In the summer of 2011, the UK Government introduced a new website for registering e-petitions. Issues raised in e-petitions can reach the Backbench Business Committee of the Parliament.

E-petitions are an easy, personal way for you to influence government and Parliament in the UK. You can create an e-petition about anything that the government is responsible for and if it gets at least 100,000 signatures, it will be considered for debate in the House of Commons.

The system introduced by the Government has proved very popular, but Parliament has not yet found time to discuss all of these six topics which has caused frustration and disappointment for those organising and participating in these petitions.

The UK Government considered that the petition with the most signatures in a year could be presented as a Bill that would be voted on by Parliament.

How e-petitions work

  1. Create your e-petition info
  2. It will be checked by a government department info
  3. An e-petition can be open for up to 1 year info
  4. The public can sign it info
  5. If you collect 100,000 signatures, your e-petition could be debated in the House of Commons.

Create your e-petition

Your e-petition must be a request for the government to do something.

Requirements:
[1] According to the passage on UK e-petitions, how many signatures does an e-petition need to be considered for debate in the House of Commons?
[2] Copy the part of the passage on UK e-petitions that starts at "How e-petitions work" and ends at "to do something.".

Given records:
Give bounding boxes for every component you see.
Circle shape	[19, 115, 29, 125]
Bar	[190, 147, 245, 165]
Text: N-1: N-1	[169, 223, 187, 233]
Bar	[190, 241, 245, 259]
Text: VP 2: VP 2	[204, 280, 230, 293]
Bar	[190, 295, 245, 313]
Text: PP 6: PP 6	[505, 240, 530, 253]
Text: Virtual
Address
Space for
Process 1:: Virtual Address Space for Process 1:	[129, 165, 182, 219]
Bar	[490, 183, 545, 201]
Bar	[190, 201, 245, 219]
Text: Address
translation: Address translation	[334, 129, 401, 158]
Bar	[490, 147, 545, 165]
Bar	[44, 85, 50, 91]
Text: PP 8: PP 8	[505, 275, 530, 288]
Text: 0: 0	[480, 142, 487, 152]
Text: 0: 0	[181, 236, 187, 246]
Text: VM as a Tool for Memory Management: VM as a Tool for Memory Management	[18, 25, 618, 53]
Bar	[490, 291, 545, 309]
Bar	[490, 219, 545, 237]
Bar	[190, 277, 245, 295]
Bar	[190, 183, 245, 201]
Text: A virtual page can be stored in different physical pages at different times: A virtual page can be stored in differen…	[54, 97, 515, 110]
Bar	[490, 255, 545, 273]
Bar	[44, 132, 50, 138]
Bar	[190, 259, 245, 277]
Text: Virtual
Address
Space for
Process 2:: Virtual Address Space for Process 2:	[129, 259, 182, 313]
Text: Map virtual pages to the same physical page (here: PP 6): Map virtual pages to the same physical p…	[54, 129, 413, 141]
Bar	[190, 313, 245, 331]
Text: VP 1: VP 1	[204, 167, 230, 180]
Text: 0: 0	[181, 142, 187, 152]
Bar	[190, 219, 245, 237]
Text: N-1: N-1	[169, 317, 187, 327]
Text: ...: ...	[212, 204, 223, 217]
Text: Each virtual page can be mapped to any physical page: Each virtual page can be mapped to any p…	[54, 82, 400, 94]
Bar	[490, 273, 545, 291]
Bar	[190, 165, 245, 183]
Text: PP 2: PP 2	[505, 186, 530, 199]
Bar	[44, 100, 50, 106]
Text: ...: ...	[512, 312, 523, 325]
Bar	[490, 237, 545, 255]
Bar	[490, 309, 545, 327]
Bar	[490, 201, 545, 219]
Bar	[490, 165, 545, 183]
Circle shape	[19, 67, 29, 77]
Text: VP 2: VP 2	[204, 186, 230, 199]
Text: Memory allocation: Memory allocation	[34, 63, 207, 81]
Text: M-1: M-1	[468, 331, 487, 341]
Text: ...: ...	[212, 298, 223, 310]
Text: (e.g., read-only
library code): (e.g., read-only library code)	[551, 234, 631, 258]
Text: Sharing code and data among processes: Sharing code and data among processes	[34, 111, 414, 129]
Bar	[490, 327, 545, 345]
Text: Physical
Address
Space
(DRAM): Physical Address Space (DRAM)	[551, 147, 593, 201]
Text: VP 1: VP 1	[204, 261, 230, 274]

Answers to the exercise:
[1] At least 100,000 signatures.

[2]
How e-petitions work

  1. Create your e-petition info
  2. It will be checked by a government department info
  3. An e-petition can be open for up to 1 year info
  4. The public can sign it info
  5. If you collect 100,000 signatures, your e-petition could be debated in the House of Commons.

Create your e-petition

Your e-petition must be a request for the government to do something.